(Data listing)
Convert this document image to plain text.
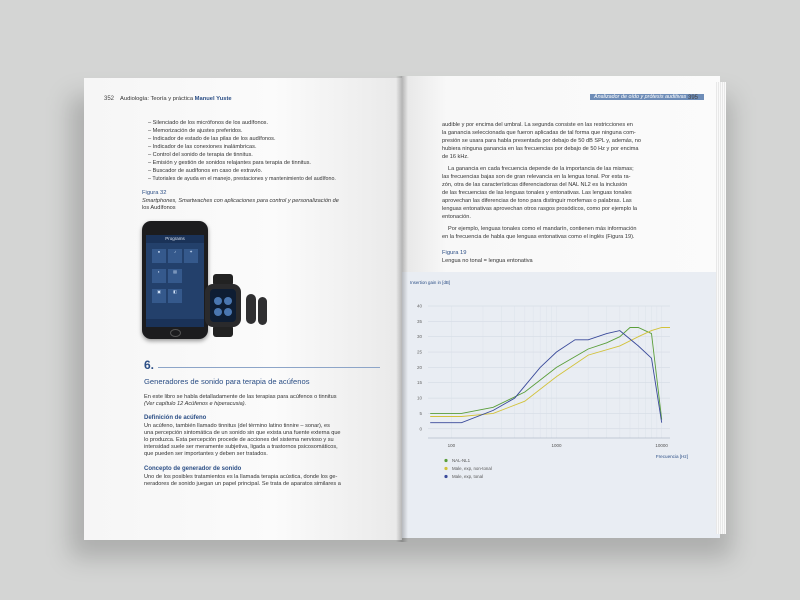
352 Audiología: Teoría y práctica Manuel Yuste
– Silenciado de los micrófonos de los audífonos.
– Memorización de ajustes preferidos.
– Indicador de estado de las pilas de los audífonos.
– Indicador de las conexiones inalámbricas.
– Control del sonido de terapia de tinnitus.
– Emisión y gestión de sonidos relajantes para terapia de tinnitus.
– Buscador de audífonos en caso de extravío.
– Tutoriales de ayuda en el manejo, prestaciones y mantenimiento del audífono.
Figura 32
Smartphones, Smartwaches con aplicaciones para control y personalización de
los Audífonos
Programs
●	♪	✦
◐	▤
▣	◧
6.
Generadores de sonido para terapia de acúfenos
En este libro se habla detalladamente de las terapias para acúfenos o tinnitus
(Ver capítulo 12 Acúfenos e hiperacusia).
Definición de acúfeno
Un acúfeno, también llamado tinnitus (del término latino tinnire – sonar), es
una percepción sintomática de un sonido sin que exista una fuente externa que
lo produzca. Esta percepción procede de acciones del sistema nervioso y su
intensidad suele ser meramente subjetiva, ligada a trastornos psicosomáticos,
que pueden ser importantes y deben ser tratados.
Concepto de generador de sonido
Uno de los posibles tratamientos es la llamada terapia acústica, donde los ge-
neradores de sonido juegan un papel principal. Se trata de aparatos similares a
Analizador de oído y prótesis auditivas 395
audible y por encima del umbral. La segunda consiste en las restricciones en
la ganancia seleccionada que fueron aplicadas de tal forma que ninguna com-
presión se usara para habla presentada por debajo de 50 dB SPL y, además, no
hubiera ninguna ganancia en las frecuencias por debajo de 50 Hz y por encima
de 16 kHz.
La ganancia en cada frecuencia depende de la importancia de las mismas;
las frecuencias bajas son de gran relevancia en la lengua tonal. Por esta ra-
zón, otra de las características diferenciadoras del NAL NL2 es la inclusión
de las frecuencias de las lenguas tonales y entonativas. Las lenguas tonales
aprovechan las diferencias de tono para distinguir morfemas o palabras. Las
lenguas entonativas aprovechan otros rasgos prosódicos, como por ejemplo la
entonación.
Por ejemplo, lenguas tonales como el mandarín, contienen más información
en la frecuencia de habla que lenguas entonativas como el inglés (Figura 19).
Figura 19
Lengua no tonal = lengua entonativa
0
5
10
15
20
25
30
35
40
100	1000	10000
Insertion gain in [dB]
Frecuencia [Hz]
NAL-NL1
Male, exp, non-tonal
Male, exp, tonal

— EXERCISE DETAILS —
Exclude the pictures. Write out the remaining data exactly.

— SOLUTION TO THIS PROBLEM —
Convert this document image to plain text.
352 Audiología: Teoría y práctica Manuel Yuste
– Silenciado de los micrófonos de los audífonos.
– Memorización de ajustes preferidos.
– Indicador de estado de las pilas de los audífonos.
– Indicador de las conexiones inalámbricas.
– Control del sonido de terapia de tinnitus.
– Emisión y gestión de sonidos relajantes para terapia de tinnitus.
– Buscador de audífonos en caso de extravío.
– Tutoriales de ayuda en el manejo, prestaciones y mantenimiento del audífono.
Figura 32
Smartphones, Smartwaches con aplicaciones para control y personalización de
los Audífonos
Programs
●	♪	✦
◐	▤
▣	◧
6.
Generadores de sonido para terapia de acúfenos
En este libro se habla detalladamente de las terapias para acúfenos o tinnitus
(Ver capítulo 12 Acúfenos e hiperacusia).
Definición de acúfeno
Un acúfeno, también llamado tinnitus (del término latino tinnire – sonar), es
una percepción sintomática de un sonido sin que exista una fuente externa que
lo produzca. Esta percepción procede de acciones del sistema nervioso y su
intensidad suele ser meramente subjetiva, ligada a trastornos psicosomáticos,
que pueden ser importantes y deben ser tratados.
Concepto de generador de sonido
Uno de los posibles tratamientos es la llamada terapia acústica, donde los ge-
neradores de sonido juegan un papel principal. Se trata de aparatos similares a
Analizador de oído y prótesis auditivas 395
audible y por encima del umbral. La segunda consiste en las restricciones en
la ganancia seleccionada que fueron aplicadas de tal forma que ninguna com-
presión se usara para habla presentada por debajo de 50 dB SPL y, además, no
hubiera ninguna ganancia en las frecuencias por debajo de 50 Hz y por encima
de 16 kHz.
La ganancia en cada frecuencia depende de la importancia de las mismas;
las frecuencias bajas son de gran relevancia en la lengua tonal. Por esta ra-
zón, otra de las características diferenciadoras del NAL NL2 es la inclusión
de las frecuencias de las lenguas tonales y entonativas. Las lenguas tonales
aprovechan las diferencias de tono para distinguir morfemas o palabras. Las
lenguas entonativas aprovechan otros rasgos prosódicos, como por ejemplo la
entonación.
Por ejemplo, lenguas tonales como el mandarín, contienen más información
en la frecuencia de habla que lenguas entonativas como el inglés (Figura 19).
Figura 19
Lengua no tonal = lengua entonativa
0
5
10
15
20
25
30
35
40
100	1000	10000
Insertion gain in [dB]
Frecuencia [Hz]
NAL-NL1
Male, exp, non-tonal
Male, exp, tonal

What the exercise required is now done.